-- Tasks to carry out --
- 1) Reproduce word for word the part of the passage on Thomas Merton's earliest stories starting with "Although that particular" and going on through "Merton's description here.".
- 2) Pick up the passage on Thomas Merton's earliest stories after its last sentence and keep writing it.

-- Extract --
********************

Thomas Merton: The Earliest Stories.

by Paul M Pearson.

with illustrations by Thomas Merton.

Introduction.

According to Thomas Merton himself and to his biographers, he wrote stories, plays and autobiographical material from an early age. In The Seven Storey Mountain Merton, already an avid reader, tells how he and his friends at the Lycee Ingres, in Montauban in 1926, when Merton was only eleven, "were all furiously writing novels" and that he was "engaged in a great adventure story, the scene of which was laid in India, and the style of which was somewhat influenced by Pierre Loti." (1)

Although that particular story "was never finished" he recalls that he "finished at least one other, and probably two, besides one which I wrote at St. Antonin before coming to the Lycee." These novels "scribbled in exercise books, profusely illustrated in pen and ink" may sound like the poetic licence of the budding author writing in later years but, recently discovered manuscripts dating back to 1929 confirm Merton's description here.

The Quest.

In 1993 John Howard Griffin's widow, Elizabeth Griffin-Bonazzi, donated his papers relating to his work on the official biography of Thomas Merton to the Merton Studies Center at Bellarmine College, Louisville. Among these papers there was a reference to a Frank Merton Trier who, in 1975, was still living in the family home, "Fairlawn" in West Horsley. Merton in his letters mentioned two first cousins, Merton and Richard Trier, sons of his father's sister, Gwynedd Fanny Merton Trier (1885 - 1986) whom Merton called "Aunt Gwyn." Dr Robert Daggy alerted me to this connection and before the Merton conference held in Winchester in December 1993 I discovered that Frank Merton Trier was still alive and still living in West Horsley. After the Winchester conference, on December 13, 1993, Robert Daggy and I contacted Frank Merton Trier and accepted an invitation from him to visit him at "Fairlawn." We were greeted cordially by him and introduced to his wife, Lady Sheelagh Trier, daughter of the Earl of Mayo and he showed us several things relating to Thomas Merton and to his brother, John Paul, including family photographs, paintings by Owen Merton and the like. But the most exciting items in Merton Trier's possession were four early stories written by Thomas Merton. These stories were contained in rather beat-up looking, schoolboy notebooks, and all in Merton's handwriting, unmistakable even in his school days as is seen clearly when the handwriting in these notebooks is compared to other later writings.

********************

-- Raw records --
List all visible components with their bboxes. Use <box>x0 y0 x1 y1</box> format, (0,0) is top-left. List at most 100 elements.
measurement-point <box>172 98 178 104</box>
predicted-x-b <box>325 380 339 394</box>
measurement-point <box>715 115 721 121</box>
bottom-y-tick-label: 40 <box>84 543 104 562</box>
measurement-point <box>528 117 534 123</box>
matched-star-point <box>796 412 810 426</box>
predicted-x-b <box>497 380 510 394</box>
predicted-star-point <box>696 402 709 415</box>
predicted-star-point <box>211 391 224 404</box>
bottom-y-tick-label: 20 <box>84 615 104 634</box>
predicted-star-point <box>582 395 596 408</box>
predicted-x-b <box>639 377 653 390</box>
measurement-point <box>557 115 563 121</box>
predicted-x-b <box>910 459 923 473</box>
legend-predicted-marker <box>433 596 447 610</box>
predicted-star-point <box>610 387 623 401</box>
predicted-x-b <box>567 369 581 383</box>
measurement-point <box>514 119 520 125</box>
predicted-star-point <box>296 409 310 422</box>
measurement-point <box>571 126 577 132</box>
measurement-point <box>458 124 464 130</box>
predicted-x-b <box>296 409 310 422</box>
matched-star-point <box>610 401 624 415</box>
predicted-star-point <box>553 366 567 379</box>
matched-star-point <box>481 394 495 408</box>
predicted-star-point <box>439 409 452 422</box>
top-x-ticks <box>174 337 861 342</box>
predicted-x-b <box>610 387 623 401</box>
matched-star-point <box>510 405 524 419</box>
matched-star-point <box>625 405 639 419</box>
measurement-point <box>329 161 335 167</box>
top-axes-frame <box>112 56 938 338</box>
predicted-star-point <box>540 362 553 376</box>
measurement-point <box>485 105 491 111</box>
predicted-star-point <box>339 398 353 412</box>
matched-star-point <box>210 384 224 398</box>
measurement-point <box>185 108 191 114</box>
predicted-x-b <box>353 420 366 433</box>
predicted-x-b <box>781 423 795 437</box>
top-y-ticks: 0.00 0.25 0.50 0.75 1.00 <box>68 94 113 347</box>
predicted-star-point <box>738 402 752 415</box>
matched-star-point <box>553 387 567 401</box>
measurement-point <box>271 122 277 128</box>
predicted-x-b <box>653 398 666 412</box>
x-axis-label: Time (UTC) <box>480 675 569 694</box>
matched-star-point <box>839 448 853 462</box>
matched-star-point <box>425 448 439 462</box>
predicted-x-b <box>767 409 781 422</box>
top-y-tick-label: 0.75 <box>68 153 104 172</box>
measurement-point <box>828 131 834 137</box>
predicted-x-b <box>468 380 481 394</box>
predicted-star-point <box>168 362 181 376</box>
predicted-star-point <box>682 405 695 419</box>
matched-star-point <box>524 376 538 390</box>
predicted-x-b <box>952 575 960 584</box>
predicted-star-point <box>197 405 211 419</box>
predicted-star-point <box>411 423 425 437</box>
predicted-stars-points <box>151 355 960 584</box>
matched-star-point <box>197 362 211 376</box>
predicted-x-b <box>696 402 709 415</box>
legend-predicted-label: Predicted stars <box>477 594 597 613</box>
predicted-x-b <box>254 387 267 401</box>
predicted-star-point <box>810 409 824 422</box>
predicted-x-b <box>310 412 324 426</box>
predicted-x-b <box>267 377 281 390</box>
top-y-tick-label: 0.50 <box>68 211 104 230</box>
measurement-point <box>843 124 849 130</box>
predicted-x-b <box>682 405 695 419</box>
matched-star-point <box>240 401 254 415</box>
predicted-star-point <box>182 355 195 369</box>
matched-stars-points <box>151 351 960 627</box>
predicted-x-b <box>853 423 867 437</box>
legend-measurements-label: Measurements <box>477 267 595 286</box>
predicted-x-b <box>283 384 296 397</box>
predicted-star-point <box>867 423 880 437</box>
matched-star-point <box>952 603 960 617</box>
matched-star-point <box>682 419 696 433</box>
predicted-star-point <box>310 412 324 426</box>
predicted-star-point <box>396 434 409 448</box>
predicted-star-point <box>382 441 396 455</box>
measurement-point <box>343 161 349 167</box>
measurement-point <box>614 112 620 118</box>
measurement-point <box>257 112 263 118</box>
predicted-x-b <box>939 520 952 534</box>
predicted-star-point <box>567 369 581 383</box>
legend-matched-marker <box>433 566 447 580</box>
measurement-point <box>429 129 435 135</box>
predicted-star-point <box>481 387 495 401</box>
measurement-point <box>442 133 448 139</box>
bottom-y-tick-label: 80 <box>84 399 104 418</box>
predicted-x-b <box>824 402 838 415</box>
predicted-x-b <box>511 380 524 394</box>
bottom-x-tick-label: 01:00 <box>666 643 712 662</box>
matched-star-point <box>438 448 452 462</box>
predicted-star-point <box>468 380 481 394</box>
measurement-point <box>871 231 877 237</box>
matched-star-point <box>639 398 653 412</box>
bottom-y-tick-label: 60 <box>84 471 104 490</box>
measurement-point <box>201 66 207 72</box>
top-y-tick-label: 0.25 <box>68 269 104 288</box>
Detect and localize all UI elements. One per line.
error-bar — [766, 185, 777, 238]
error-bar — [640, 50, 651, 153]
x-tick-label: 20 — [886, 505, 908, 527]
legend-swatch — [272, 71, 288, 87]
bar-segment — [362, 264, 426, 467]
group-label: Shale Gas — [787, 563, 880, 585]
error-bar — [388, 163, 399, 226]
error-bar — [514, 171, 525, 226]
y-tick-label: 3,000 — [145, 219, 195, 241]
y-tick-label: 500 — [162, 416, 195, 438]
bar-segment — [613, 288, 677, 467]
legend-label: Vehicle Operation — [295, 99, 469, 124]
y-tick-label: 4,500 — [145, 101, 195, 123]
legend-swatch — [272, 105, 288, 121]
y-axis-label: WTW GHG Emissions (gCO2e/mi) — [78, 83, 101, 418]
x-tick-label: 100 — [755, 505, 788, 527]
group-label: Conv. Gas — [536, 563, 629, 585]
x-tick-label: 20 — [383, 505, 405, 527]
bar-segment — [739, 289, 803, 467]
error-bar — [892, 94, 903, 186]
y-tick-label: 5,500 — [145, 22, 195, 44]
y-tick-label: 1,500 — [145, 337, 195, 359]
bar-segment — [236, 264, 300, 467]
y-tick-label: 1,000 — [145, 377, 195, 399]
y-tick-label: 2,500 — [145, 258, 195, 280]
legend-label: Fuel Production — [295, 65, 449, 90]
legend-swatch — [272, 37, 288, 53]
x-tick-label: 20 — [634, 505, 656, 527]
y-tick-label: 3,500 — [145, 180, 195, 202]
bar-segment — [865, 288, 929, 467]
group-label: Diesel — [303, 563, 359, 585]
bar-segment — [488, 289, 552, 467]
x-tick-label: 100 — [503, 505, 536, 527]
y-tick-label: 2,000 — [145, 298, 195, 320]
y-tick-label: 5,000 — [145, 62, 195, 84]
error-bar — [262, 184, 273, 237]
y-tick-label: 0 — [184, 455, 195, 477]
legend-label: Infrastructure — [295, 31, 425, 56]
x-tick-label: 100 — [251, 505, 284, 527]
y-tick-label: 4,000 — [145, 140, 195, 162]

********************

-- Final results --
- 1)
Although that particular story "was never finished" he recalls that he "finished at least one other, and probably two, besides one which I wrote at St. Antonin before coming to the Lycee." These novels "scribbled in exercise books, profusely illustrated in pen and ink" may sound like the poetic licence of the budding author writing in later years but, recently discovered manuscripts dating back to 1929 confirm Merton's description here.

- 2)
Merton Trier told us that Merton often wrote stories to entertain his younger cousins. He himself, he told us, was born in 1919 and was four years younger than Merton. His younger brother Richard, who died in 1968 (the same year as his cousin) was born in 1920. When Michael Mott took over the writing of the official biography of Thomas Merton from John Howard Griffin he decided not to follow up the Frank Merton Trier connection as he felt he knew all he needed, and indeed all that there was to know, about Merton's time in England. Whereas at that stage Gwynedd, Aunt Gwyn, was still alive, and he also missed out on the opportunity of discovering the earliest known extant Merton writings.

Four Early Stories.

I want to move on now to look briefly at all four of these early stories paying a little more attention to two of them in particular.

"The Five Emeralds."

Four stories were discovered in the possession of Frank Merton Trier. The first written possibly in the autumn of 1928, just two years after his references to writing stories at the Lycee, was an adventure story called "The Five Emeralds." This story was undated but was written in a Ripley Court exercise book and the style of the handwriting would suggest that it is the earliest of the four. The story is eighteen pages long and is unfinished. It also contains a number of illustrations by Merton reminiscent of his claim in The Seven Storey Mountain that his early attempts at writing were "profusely illustrated in pen and ink."

"The Haunted Castle."

The second story, "The Haunted Castle," (2) is one of the ones Merton wrote for his younger cousins, Frank and Richard, while he was spending the Christmas holidays with Aunt Gwyn and her family at Western Cottage, Windsor. It is dated 1929 and so must have been written in early January before the children returned to school. "The Haunted Castle" is a complete story, though the shortest of the four, just fifteen pages. Of the four it also contains the most illustrations, no doubt to entertain the younger boys, as is the case with its story-line. Robert Daggy described this story as a "Winnie-the-Pooh" story and an early example of Thomas Merton staying "abreast of current literature"(3) due to its resemblance to A. A. Milne's Pooh stories. Winnie-the-Pooh had been published only three years earlier in October 1926 to be followed in October 1928 by The House at Pooh Corner. In "The Haunted Castle" Merton changes the names of Milne's characters and introduces a new character of his own - Winnie-the-Pooh becomes Sir Ted le Pooh, Christopher Robin becomes Dick, Tigger becomes Jagular and the fourth character in the story is called Toc-toc and is the man who drives Dick's toy toc-toc boat, the name of a child's toy boat at the time this story was written.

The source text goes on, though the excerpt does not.